§ **PROBLEM REQUIREMENTS**:
Extract the stretch of lines that starts at the line with "What text is on this page?" and ends at the last line of the data below. Give it exactly, without pictures.
--- MATERIAL SHOWN ---
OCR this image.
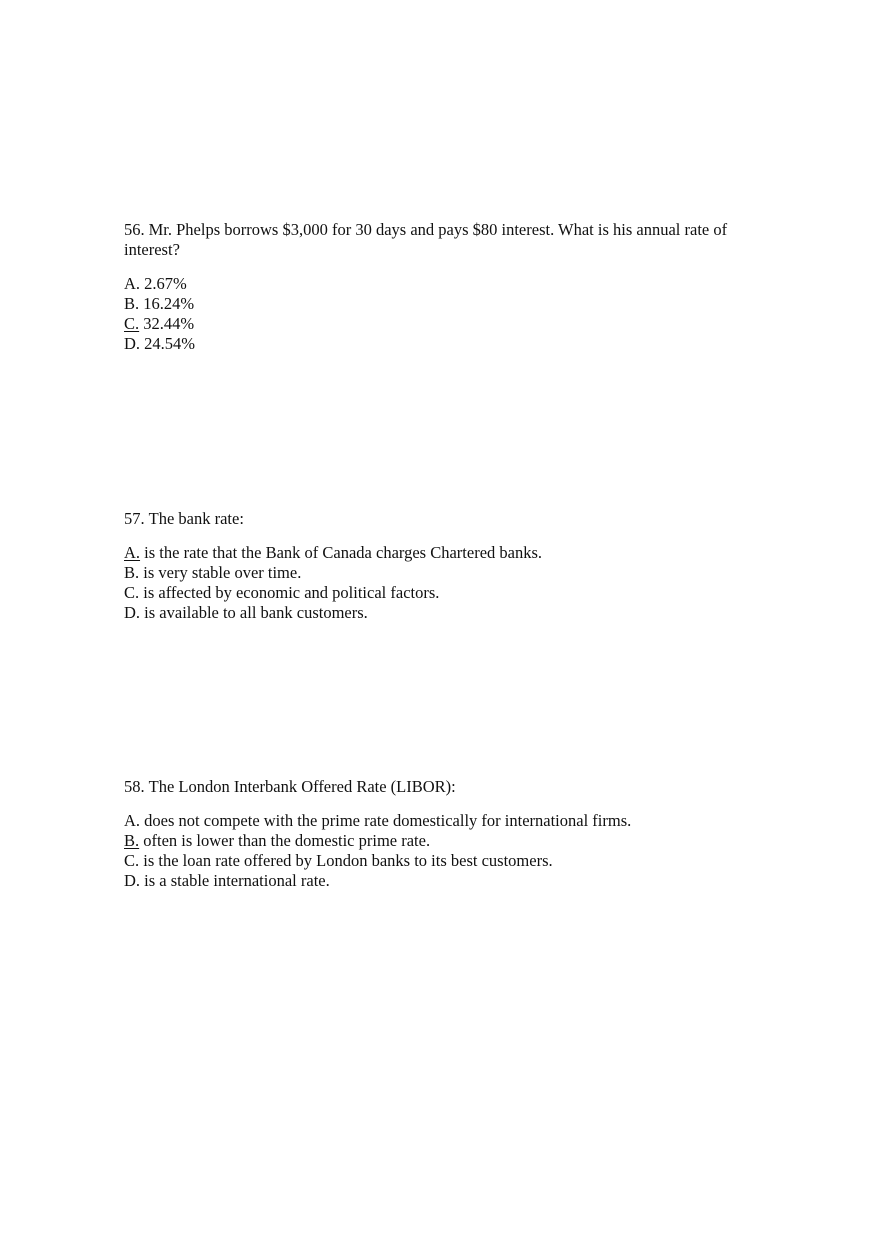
56. Mr. Phelps borrows $3,000 for 30 days and pays $80 interest. What is his annual rate of interest?

A. 2.67%
B. 16.24%
C. 32.44%
D. 24.54%

57. The bank rate:

A. is the rate that the Bank of Canada charges Chartered banks.
B. is very stable over time.
C. is affected by economic and political factors.
D. is available to all bank customers.

58. The London Interbank Offered Rate (LIBOR):

A. does not compete with the prime rate domestically for international firms.
B. often is lower than the domestic prime rate.
C. is the loan rate offered by London banks to its best customers.
D. is a stable international rate.
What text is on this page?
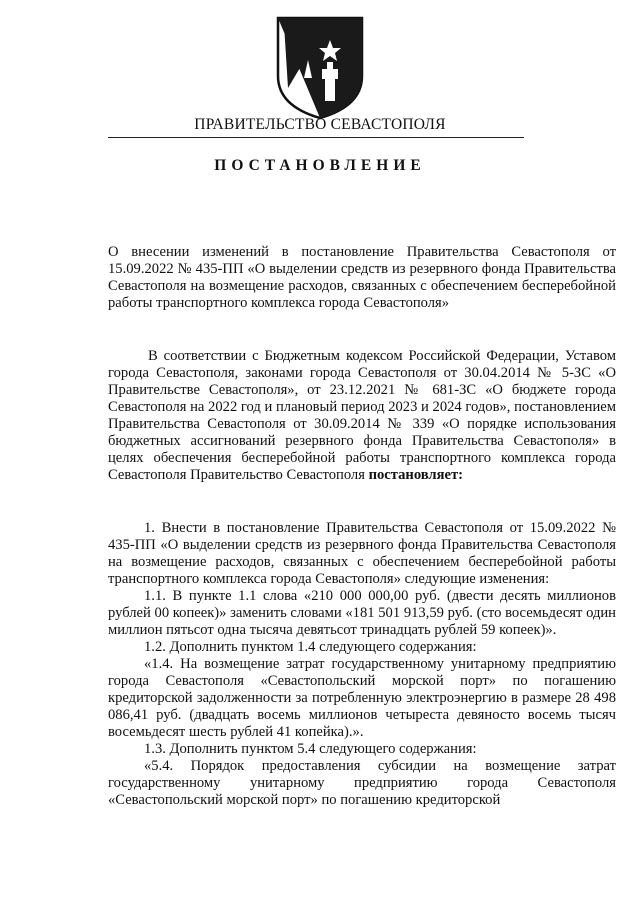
ПРАВИТЕЛЬСТВО СЕВАСТОПОЛЯ
ПОСТАНОВЛЕНИЕ
О внесении изменений в постановление Правительства Севастополя от 15.09.2022 № 435-ПП «О выделении средств из резервного фонда Правительства Севастополя на возмещение расходов, связанных с обеспечением бесперебойной работы транспортного комплекса города Севастополя»
В соответствии с Бюджетным кодексом Российской Федерации, Уставом города Севастополя, законами города Севастополя от 30.04.2014 № 5-ЗС «О Правительстве Севастополя», от 23.12.2021 № 681-ЗС «О бюджете города Севастополя на 2022 год и плановый период 2023 и 2024 годов», постановлением Правительства Севастополя от 30.09.2014 № 339 «О порядке использования бюджетных ассигнований резервного фонда Правительства Севастополя» в целях обеспечения бесперебойной работы транспортного комплекса города Севастополя Правительство Севастополя постановляет:

1. Внести в постановление Правительства Севастополя от 15.09.2022 № 435-ПП «О выделении средств из резервного фонда Правительства Севастополя на возмещение расходов, связанных с обеспечением бесперебойной работы транспортного комплекса города Севастополя» следующие изменения:

1.1. В пункте 1.1 слова «210 000 000,00 руб. (двести десять миллионов рублей 00 копеек)» заменить словами «181 501 913,59 руб. (сто восемьдесят один миллион пятьсот одна тысяча девятьсот тринадцать рублей 59 копеек)».

1.2. Дополнить пунктом 1.4 следующего содержания:

«1.4. На возмещение затрат государственному унитарному предприятию города Севастополя «Севастопольский морской порт» по погашению кредиторской задолженности за потребленную электроэнергию в размере 28 498 086,41 руб. (двадцать восемь миллионов четыреста девяносто восемь тысяч восемьдесят шесть рублей 41 копейка).».

1.3. Дополнить пунктом 5.4 следующего содержания:

«5.4. Порядок предоставления субсидии на возмещение затрат государственному унитарному предприятию города Севастополя «Севастопольский морской порт» по погашению кредиторской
---
§ **PROBLEM SOLUTION**:
What text is on this page?
ПРАВИТЕЛЬСТВО СЕВАСТОПОЛЯ
ПОСТАНОВЛЕНИЕ
О внесении изменений в постановление Правительства Севастополя от 15.09.2022 № 435-ПП «О выделении средств из резервного фонда Правительства Севастополя на возмещение расходов, связанных с обеспечением бесперебойной работы транспортного комплекса города Севастополя»
В соответствии с Бюджетным кодексом Российской Федерации, Уставом города Севастополя, законами города Севастополя от 30.04.2014 № 5-ЗС «О Правительстве Севастополя», от 23.12.2021 № 681-ЗС «О бюджете города Севастополя на 2022 год и плановый период 2023 и 2024 годов», постановлением Правительства Севастополя от 30.09.2014 № 339 «О порядке использования бюджетных ассигнований резервного фонда Правительства Севастополя» в целях обеспечения бесперебойной работы транспортного комплекса города Севастополя Правительство Севастополя постановляет:

1. Внести в постановление Правительства Севастополя от 15.09.2022 № 435-ПП «О выделении средств из резервного фонда Правительства Севастополя на возмещение расходов, связанных с обеспечением бесперебойной работы транспортного комплекса города Севастополя» следующие изменения:

1.1. В пункте 1.1 слова «210 000 000,00 руб. (двести десять миллионов рублей 00 копеек)» заменить словами «181 501 913,59 руб. (сто восемьдесят один миллион пятьсот одна тысяча девятьсот тринадцать рублей 59 копеек)».

1.2. Дополнить пунктом 1.4 следующего содержания:

«1.4. На возмещение затрат государственному унитарному предприятию города Севастополя «Севастопольский морской порт» по погашению кредиторской задолженности за потребленную электроэнергию в размере 28 498 086,41 руб. (двадцать восемь миллионов четыреста девяносто восемь тысяч восемьдесят шесть рублей 41 копейка).».

1.3. Дополнить пунктом 5.4 следующего содержания:

«5.4. Порядок предоставления субсидии на возмещение затрат государственному унитарному предприятию города Севастополя «Севастопольский морской порт» по погашению кредиторской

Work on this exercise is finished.